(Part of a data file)
------
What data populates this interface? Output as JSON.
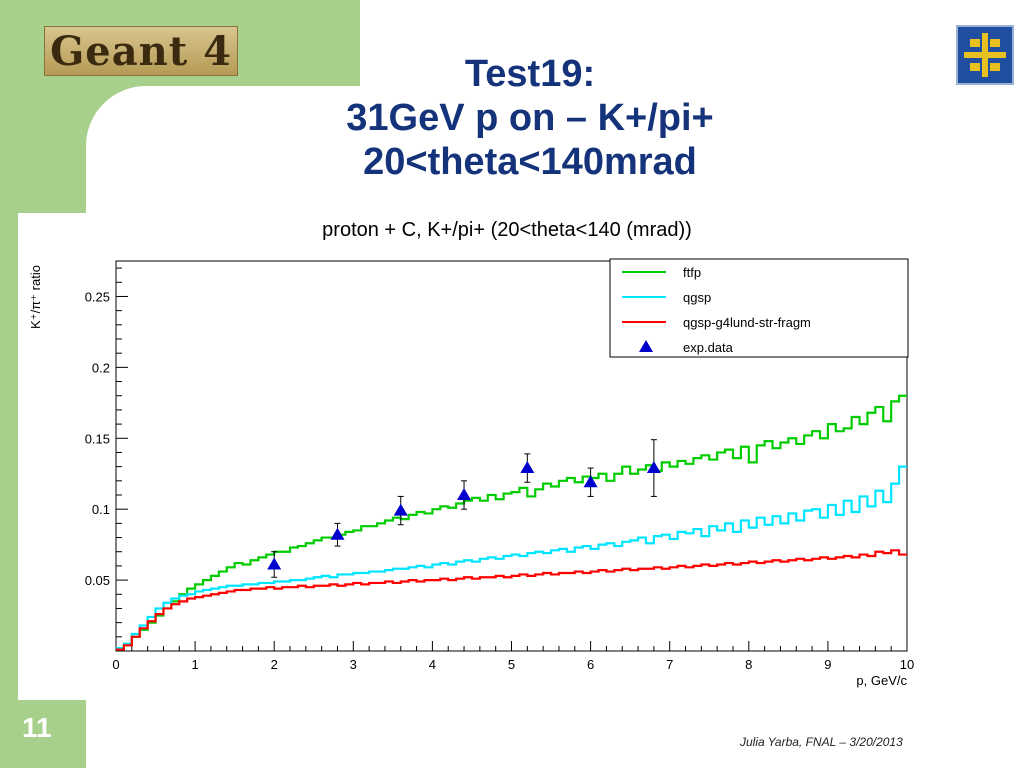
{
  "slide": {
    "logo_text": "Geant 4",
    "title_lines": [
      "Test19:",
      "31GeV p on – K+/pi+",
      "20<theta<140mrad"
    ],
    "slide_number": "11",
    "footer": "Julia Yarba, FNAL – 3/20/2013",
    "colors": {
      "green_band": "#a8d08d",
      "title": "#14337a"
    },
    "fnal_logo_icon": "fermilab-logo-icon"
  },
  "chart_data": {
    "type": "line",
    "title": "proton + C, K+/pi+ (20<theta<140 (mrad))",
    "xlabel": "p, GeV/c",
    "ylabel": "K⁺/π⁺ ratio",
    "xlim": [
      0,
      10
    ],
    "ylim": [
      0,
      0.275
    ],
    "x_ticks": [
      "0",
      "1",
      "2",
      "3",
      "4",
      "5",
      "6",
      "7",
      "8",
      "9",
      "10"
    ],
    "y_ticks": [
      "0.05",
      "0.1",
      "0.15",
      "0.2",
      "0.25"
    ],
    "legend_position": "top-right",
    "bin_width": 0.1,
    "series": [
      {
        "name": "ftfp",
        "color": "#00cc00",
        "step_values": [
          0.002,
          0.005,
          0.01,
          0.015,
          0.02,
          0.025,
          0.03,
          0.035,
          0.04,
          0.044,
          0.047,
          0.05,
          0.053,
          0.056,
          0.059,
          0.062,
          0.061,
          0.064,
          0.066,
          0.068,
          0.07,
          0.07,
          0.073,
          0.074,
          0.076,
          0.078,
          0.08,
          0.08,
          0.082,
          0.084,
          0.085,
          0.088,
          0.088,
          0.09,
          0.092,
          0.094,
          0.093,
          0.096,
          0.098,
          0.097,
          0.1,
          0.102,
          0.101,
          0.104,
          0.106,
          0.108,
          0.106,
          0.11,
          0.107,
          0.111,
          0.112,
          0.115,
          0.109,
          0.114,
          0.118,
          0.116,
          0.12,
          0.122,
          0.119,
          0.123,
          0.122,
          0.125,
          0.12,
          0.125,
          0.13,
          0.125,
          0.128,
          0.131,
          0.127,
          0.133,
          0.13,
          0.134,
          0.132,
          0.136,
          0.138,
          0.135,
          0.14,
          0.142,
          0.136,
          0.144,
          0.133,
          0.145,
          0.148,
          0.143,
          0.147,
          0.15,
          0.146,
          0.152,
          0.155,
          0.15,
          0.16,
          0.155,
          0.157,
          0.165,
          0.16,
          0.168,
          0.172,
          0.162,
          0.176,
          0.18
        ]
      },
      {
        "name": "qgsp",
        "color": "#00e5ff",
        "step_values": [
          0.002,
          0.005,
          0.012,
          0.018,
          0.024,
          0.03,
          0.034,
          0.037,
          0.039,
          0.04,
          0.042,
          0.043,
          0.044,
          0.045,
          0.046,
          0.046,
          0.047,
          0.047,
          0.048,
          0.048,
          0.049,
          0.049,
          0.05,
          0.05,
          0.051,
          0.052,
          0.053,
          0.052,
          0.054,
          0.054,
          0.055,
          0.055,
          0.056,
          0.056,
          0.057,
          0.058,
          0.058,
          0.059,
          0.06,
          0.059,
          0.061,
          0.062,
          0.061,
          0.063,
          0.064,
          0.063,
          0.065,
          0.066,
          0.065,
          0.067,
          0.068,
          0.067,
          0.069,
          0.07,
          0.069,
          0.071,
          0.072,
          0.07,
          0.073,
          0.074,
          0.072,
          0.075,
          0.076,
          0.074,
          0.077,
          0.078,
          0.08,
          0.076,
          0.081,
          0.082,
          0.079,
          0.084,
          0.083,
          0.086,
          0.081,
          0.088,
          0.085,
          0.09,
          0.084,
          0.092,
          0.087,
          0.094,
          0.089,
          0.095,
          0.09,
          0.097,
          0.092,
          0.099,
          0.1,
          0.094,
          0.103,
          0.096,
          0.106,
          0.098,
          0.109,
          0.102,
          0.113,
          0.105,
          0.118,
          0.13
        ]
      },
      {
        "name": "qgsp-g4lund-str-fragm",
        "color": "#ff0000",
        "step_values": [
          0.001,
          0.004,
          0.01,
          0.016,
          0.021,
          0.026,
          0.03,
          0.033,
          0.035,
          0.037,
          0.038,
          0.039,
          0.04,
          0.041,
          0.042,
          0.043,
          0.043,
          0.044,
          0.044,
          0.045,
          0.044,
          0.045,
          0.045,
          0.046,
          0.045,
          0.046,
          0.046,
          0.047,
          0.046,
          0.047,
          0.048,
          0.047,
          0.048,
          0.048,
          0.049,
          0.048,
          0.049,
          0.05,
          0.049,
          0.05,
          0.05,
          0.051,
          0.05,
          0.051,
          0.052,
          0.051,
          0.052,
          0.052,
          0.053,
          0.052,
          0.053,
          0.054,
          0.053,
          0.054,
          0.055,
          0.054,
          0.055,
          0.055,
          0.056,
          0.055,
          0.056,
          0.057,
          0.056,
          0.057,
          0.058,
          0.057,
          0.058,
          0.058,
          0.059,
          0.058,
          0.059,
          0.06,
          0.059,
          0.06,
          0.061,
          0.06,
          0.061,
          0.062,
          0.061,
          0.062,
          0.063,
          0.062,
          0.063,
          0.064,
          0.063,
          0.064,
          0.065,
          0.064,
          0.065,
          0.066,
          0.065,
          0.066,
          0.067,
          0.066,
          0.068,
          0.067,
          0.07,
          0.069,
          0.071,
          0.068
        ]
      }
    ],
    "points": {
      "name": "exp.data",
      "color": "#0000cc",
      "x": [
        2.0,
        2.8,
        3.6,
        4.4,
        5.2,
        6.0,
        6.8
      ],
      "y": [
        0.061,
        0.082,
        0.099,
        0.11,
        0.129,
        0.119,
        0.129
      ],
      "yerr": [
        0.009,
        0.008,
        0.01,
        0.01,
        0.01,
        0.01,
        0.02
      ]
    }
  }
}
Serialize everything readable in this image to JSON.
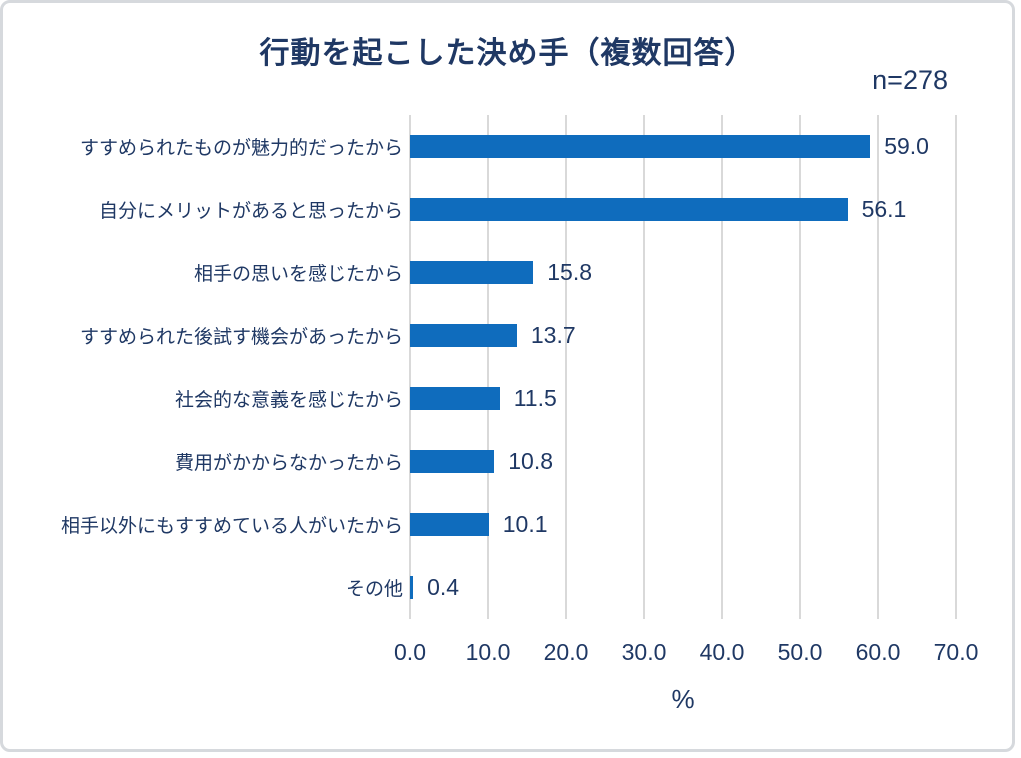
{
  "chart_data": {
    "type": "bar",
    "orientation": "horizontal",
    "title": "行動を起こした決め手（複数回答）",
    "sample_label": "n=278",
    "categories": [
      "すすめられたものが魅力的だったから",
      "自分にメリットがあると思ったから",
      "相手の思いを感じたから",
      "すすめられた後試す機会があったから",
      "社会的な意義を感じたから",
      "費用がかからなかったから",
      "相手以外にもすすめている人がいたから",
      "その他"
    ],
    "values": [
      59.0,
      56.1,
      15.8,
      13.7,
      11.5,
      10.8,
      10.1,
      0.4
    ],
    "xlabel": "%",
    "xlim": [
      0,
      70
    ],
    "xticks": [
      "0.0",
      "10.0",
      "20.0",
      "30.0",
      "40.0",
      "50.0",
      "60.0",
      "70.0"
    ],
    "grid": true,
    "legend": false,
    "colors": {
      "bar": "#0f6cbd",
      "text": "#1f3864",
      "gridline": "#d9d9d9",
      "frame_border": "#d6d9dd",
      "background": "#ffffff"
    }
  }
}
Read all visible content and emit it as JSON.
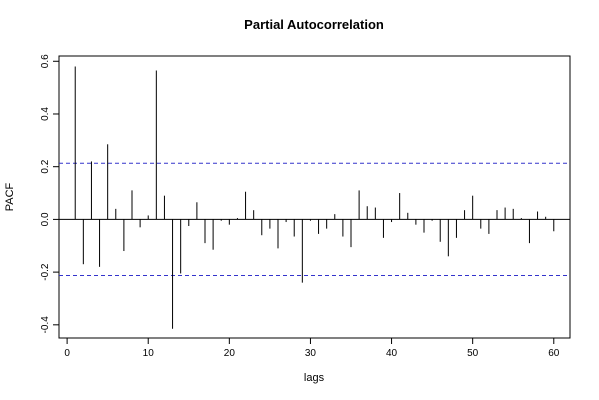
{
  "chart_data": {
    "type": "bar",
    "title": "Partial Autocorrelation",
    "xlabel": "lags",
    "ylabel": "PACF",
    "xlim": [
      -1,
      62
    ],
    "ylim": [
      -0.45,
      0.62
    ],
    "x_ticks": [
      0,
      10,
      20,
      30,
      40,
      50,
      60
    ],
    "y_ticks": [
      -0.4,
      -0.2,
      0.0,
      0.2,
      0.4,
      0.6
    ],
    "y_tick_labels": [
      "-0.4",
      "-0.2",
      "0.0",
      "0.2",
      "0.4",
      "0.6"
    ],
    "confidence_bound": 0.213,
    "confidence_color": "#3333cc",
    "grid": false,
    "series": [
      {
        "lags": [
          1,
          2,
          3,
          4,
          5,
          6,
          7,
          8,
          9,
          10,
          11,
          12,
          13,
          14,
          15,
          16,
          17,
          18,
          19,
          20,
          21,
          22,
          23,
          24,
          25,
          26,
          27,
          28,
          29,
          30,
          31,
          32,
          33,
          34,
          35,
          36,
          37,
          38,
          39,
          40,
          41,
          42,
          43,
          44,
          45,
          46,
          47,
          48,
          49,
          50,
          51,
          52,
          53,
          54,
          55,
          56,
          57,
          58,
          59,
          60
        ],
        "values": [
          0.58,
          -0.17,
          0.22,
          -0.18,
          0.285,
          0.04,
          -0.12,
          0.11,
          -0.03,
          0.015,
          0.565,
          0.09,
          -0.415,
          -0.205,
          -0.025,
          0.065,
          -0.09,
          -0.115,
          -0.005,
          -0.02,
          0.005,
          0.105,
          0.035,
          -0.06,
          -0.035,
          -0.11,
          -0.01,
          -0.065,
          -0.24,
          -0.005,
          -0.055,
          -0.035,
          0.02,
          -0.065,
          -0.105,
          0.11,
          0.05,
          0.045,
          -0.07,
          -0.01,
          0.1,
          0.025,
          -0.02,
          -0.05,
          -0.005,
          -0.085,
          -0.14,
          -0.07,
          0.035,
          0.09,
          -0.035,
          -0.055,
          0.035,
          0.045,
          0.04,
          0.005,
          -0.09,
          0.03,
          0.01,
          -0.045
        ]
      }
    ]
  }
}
------
What to work on:
Gather up the lines containing the word "theta" from these records and copy them.

The solution:
      "20<theta<140mrad"
    "title": "proton + C, K+/pi+ (20<theta<140 (mrad))",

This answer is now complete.